INPUT ROWS:
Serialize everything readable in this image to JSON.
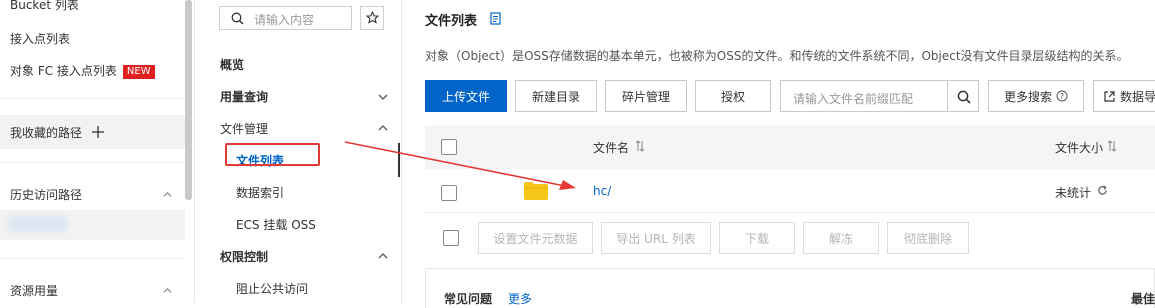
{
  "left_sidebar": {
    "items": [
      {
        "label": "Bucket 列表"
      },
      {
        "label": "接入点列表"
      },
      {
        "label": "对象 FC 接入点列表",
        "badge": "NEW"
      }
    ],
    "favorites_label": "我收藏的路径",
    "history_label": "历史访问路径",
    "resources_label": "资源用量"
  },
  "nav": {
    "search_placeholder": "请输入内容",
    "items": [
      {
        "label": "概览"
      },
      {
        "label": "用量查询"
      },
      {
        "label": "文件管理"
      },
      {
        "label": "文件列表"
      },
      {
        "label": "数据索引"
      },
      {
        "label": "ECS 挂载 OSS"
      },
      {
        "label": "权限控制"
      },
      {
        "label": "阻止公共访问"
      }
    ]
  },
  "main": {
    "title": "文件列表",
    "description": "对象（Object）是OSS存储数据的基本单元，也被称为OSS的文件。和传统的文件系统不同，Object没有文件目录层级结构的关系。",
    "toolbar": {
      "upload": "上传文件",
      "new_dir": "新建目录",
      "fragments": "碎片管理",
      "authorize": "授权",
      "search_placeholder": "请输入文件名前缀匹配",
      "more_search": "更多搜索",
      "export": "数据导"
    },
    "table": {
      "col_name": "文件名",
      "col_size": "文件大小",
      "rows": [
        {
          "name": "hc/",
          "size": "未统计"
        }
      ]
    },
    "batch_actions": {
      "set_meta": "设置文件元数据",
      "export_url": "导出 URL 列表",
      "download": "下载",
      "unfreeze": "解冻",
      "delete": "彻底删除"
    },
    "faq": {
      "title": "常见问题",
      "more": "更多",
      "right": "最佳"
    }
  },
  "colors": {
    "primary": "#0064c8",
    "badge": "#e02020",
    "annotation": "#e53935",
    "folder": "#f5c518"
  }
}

BRIEF:
Write out the records above once more, word for word, with no pictures.

RESULT FOR THIS EXERCISE:
Serialize everything readable in this image to JSON.
{
  "left_sidebar": {
    "items": [
      {
        "label": "Bucket 列表"
      },
      {
        "label": "接入点列表"
      },
      {
        "label": "对象 FC 接入点列表",
        "badge": "NEW"
      }
    ],
    "favorites_label": "我收藏的路径",
    "history_label": "历史访问路径",
    "resources_label": "资源用量"
  },
  "nav": {
    "search_placeholder": "请输入内容",
    "items": [
      {
        "label": "概览"
      },
      {
        "label": "用量查询"
      },
      {
        "label": "文件管理"
      },
      {
        "label": "文件列表"
      },
      {
        "label": "数据索引"
      },
      {
        "label": "ECS 挂载 OSS"
      },
      {
        "label": "权限控制"
      },
      {
        "label": "阻止公共访问"
      }
    ]
  },
  "main": {
    "title": "文件列表",
    "description": "对象（Object）是OSS存储数据的基本单元，也被称为OSS的文件。和传统的文件系统不同，Object没有文件目录层级结构的关系。",
    "toolbar": {
      "upload": "上传文件",
      "new_dir": "新建目录",
      "fragments": "碎片管理",
      "authorize": "授权",
      "search_placeholder": "请输入文件名前缀匹配",
      "more_search": "更多搜索",
      "export": "数据导"
    },
    "table": {
      "col_name": "文件名",
      "col_size": "文件大小",
      "rows": [
        {
          "name": "hc/",
          "size": "未统计"
        }
      ]
    },
    "batch_actions": {
      "set_meta": "设置文件元数据",
      "export_url": "导出 URL 列表",
      "download": "下载",
      "unfreeze": "解冻",
      "delete": "彻底删除"
    },
    "faq": {
      "title": "常见问题",
      "more": "更多",
      "right": "最佳"
    }
  },
  "colors": {
    "primary": "#0064c8",
    "badge": "#e02020",
    "annotation": "#e53935",
    "folder": "#f5c518"
  }
}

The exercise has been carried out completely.